-------- SOURCE MATERIAL

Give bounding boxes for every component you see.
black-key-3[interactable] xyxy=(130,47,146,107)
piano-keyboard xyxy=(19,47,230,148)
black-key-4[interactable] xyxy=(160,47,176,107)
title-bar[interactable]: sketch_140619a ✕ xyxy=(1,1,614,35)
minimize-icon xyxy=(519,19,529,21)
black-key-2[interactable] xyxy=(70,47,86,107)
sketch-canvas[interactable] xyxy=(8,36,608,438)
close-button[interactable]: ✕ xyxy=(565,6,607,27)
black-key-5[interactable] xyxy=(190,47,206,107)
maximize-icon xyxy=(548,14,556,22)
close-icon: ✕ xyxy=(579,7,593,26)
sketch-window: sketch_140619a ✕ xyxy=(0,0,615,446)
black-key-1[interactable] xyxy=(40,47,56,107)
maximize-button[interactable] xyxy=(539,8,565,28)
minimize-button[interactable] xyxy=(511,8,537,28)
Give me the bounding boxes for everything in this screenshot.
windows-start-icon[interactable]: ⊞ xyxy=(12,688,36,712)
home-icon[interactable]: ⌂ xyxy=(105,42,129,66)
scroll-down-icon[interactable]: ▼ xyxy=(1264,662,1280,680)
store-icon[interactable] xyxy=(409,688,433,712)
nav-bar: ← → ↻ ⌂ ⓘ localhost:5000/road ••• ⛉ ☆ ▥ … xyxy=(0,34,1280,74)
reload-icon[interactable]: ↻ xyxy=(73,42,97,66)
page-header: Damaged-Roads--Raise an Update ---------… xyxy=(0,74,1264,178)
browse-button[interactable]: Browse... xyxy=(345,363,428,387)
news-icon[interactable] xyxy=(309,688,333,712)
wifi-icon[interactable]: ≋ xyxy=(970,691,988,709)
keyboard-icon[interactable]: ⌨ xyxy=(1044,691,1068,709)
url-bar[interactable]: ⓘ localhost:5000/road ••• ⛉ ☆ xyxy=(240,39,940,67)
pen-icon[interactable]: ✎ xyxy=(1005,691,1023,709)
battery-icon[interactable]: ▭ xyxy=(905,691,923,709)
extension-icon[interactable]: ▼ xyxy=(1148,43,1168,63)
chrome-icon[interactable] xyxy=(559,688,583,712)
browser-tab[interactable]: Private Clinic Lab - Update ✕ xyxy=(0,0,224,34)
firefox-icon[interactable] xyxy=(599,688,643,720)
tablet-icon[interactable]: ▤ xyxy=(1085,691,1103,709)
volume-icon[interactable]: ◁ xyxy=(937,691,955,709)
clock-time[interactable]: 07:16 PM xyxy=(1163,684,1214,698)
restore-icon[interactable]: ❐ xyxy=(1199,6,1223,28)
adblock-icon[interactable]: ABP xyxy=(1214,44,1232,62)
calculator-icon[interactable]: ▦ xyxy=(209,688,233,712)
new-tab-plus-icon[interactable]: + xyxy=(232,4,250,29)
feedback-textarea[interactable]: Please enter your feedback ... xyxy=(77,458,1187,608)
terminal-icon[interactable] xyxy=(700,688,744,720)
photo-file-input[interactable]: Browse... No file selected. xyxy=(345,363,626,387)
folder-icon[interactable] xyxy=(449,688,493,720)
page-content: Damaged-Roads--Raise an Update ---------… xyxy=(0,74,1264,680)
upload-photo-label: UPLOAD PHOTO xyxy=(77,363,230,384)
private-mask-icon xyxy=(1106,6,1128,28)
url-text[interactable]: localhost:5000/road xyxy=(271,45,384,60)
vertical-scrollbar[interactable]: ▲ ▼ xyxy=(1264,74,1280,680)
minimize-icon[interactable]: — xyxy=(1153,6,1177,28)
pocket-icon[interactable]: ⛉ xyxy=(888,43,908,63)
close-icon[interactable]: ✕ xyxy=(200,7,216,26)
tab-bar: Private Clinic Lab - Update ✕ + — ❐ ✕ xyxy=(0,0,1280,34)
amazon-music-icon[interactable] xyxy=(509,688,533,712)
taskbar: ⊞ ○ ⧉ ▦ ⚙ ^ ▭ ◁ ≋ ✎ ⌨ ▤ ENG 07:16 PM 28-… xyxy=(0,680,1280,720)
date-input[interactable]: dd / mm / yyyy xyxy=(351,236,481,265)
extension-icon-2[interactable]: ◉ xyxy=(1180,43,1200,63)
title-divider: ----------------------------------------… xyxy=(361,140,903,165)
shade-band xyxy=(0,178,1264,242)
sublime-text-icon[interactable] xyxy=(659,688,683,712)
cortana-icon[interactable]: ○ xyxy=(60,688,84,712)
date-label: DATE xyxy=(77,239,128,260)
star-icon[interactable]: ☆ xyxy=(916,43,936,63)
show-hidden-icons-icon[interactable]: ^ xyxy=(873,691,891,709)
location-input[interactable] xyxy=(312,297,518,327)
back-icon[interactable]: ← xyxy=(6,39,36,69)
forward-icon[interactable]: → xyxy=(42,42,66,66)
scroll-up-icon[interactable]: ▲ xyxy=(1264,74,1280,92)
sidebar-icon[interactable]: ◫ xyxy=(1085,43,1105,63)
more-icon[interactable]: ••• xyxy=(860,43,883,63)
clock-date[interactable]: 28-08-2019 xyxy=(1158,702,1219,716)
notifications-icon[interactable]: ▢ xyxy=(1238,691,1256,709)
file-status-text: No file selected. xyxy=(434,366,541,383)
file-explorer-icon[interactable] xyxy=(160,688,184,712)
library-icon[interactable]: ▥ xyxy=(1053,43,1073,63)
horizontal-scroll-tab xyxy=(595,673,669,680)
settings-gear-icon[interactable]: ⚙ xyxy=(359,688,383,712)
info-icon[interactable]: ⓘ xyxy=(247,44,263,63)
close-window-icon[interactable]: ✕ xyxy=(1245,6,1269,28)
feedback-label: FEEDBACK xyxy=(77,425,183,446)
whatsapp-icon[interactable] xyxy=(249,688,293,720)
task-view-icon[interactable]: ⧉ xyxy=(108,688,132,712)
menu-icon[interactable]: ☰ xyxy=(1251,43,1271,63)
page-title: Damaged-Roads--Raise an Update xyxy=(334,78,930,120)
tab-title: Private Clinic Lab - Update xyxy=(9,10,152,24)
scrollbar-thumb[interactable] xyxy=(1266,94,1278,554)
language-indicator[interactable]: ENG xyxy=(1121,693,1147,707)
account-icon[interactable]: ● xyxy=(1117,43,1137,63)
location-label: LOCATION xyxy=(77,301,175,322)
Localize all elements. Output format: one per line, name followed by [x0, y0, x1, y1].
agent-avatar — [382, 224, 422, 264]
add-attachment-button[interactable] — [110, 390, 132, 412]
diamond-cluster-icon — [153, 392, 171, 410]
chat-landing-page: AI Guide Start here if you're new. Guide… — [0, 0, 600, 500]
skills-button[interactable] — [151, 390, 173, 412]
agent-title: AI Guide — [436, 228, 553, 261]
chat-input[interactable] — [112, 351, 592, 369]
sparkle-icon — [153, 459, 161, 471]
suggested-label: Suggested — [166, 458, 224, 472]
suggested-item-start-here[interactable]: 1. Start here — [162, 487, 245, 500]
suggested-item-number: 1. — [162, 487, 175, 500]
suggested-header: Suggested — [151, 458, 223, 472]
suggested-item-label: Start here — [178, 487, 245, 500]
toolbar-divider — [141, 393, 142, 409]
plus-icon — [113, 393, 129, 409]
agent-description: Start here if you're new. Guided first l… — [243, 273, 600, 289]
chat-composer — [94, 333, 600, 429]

----------------

Reproduce word for word the stretch of the records from the very start through the line that contains "calculator-icon[interactable]: ▦ xyxy=(209,688,233,712)", with that line included.

**SOLUTION TO THIS PROBLEM**
Give bounding boxes for every component you see.
black-key-3[interactable] xyxy=(130,47,146,107)
piano-keyboard xyxy=(19,47,230,148)
black-key-4[interactable] xyxy=(160,47,176,107)
title-bar[interactable]: sketch_140619a ✕ xyxy=(1,1,614,35)
minimize-icon xyxy=(519,19,529,21)
black-key-2[interactable] xyxy=(70,47,86,107)
sketch-canvas[interactable] xyxy=(8,36,608,438)
close-button[interactable]: ✕ xyxy=(565,6,607,27)
black-key-5[interactable] xyxy=(190,47,206,107)
maximize-icon xyxy=(548,14,556,22)
close-icon: ✕ xyxy=(579,7,593,26)
sketch-window: sketch_140619a ✕ xyxy=(0,0,615,446)
black-key-1[interactable] xyxy=(40,47,56,107)
maximize-button[interactable] xyxy=(539,8,565,28)
minimize-button[interactable] xyxy=(511,8,537,28)
Give me the bounding boxes for everything in this screenshot.
windows-start-icon[interactable]: ⊞ xyxy=(12,688,36,712)
home-icon[interactable]: ⌂ xyxy=(105,42,129,66)
scroll-down-icon[interactable]: ▼ xyxy=(1264,662,1280,680)
store-icon[interactable] xyxy=(409,688,433,712)
nav-bar: ← → ↻ ⌂ ⓘ localhost:5000/road ••• ⛉ ☆ ▥ … xyxy=(0,34,1280,74)
reload-icon[interactable]: ↻ xyxy=(73,42,97,66)
page-header: Damaged-Roads--Raise an Update ---------… xyxy=(0,74,1264,178)
browse-button[interactable]: Browse... xyxy=(345,363,428,387)
news-icon[interactable] xyxy=(309,688,333,712)
wifi-icon[interactable]: ≋ xyxy=(970,691,988,709)
keyboard-icon[interactable]: ⌨ xyxy=(1044,691,1068,709)
url-bar[interactable]: ⓘ localhost:5000/road ••• ⛉ ☆ xyxy=(240,39,940,67)
pen-icon[interactable]: ✎ xyxy=(1005,691,1023,709)
battery-icon[interactable]: ▭ xyxy=(905,691,923,709)
extension-icon[interactable]: ▼ xyxy=(1148,43,1168,63)
chrome-icon[interactable] xyxy=(559,688,583,712)
browser-tab[interactable]: Private Clinic Lab - Update ✕ xyxy=(0,0,224,34)
firefox-icon[interactable] xyxy=(599,688,643,720)
tablet-icon[interactable]: ▤ xyxy=(1085,691,1103,709)
volume-icon[interactable]: ◁ xyxy=(937,691,955,709)
clock-time[interactable]: 07:16 PM xyxy=(1163,684,1214,698)
restore-icon[interactable]: ❐ xyxy=(1199,6,1223,28)
adblock-icon[interactable]: ABP xyxy=(1214,44,1232,62)
calculator-icon[interactable]: ▦ xyxy=(209,688,233,712)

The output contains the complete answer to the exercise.